▶ _Description of the task_: Write the material out again exactly as it stands.

** Start of Entries shown **

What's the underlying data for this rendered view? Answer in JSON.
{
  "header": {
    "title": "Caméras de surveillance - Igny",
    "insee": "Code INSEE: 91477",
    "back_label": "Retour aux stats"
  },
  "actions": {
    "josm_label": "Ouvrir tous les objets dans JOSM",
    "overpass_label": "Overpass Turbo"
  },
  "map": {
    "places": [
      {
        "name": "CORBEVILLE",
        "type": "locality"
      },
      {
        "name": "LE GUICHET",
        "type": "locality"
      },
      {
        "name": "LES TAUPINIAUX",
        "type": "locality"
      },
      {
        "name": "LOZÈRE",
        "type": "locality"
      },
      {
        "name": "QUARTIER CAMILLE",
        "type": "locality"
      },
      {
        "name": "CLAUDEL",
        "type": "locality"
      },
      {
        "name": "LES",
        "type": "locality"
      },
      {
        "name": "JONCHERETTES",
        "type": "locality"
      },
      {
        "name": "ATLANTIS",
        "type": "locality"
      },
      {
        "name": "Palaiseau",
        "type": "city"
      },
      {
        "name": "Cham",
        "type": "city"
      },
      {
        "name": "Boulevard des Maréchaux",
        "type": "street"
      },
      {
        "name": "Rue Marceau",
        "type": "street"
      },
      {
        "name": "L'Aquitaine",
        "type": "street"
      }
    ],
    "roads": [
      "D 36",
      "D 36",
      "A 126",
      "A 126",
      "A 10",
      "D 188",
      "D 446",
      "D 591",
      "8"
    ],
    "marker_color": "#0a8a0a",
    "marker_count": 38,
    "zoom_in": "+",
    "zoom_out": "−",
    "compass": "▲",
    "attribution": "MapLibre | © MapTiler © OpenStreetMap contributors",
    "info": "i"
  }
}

** End of Entries shown **

▶ _Full output_:
What's the underlying data for this rendered view? Answer in JSON.
{
  "header": {
    "title": "Caméras de surveillance - Igny",
    "insee": "Code INSEE: 91477",
    "back_label": "Retour aux stats"
  },
  "actions": {
    "josm_label": "Ouvrir tous les objets dans JOSM",
    "overpass_label": "Overpass Turbo"
  },
  "map": {
    "places": [
      {
        "name": "CORBEVILLE",
        "type": "locality"
      },
      {
        "name": "LE GUICHET",
        "type": "locality"
      },
      {
        "name": "LES TAUPINIAUX",
        "type": "locality"
      },
      {
        "name": "LOZÈRE",
        "type": "locality"
      },
      {
        "name": "QUARTIER CAMILLE",
        "type": "locality"
      },
      {
        "name": "CLAUDEL",
        "type": "locality"
      },
      {
        "name": "LES",
        "type": "locality"
      },
      {
        "name": "JONCHERETTES",
        "type": "locality"
      },
      {
        "name": "ATLANTIS",
        "type": "locality"
      },
      {
        "name": "Palaiseau",
        "type": "city"
      },
      {
        "name": "Cham",
        "type": "city"
      },
      {
        "name": "Boulevard des Maréchaux",
        "type": "street"
      },
      {
        "name": "Rue Marceau",
        "type": "street"
      },
      {
        "name": "L'Aquitaine",
        "type": "street"
      }
    ],
    "roads": [
      "D 36",
      "D 36",
      "A 126",
      "A 126",
      "A 10",
      "D 188",
      "D 446",
      "D 591",
      "8"
    ],
    "marker_color": "#0a8a0a",
    "marker_count": 38,
    "zoom_in": "+",
    "zoom_out": "−",
    "compass": "▲",
    "attribution": "MapLibre | © MapTiler © OpenStreetMap contributors",
    "info": "i"
  }
}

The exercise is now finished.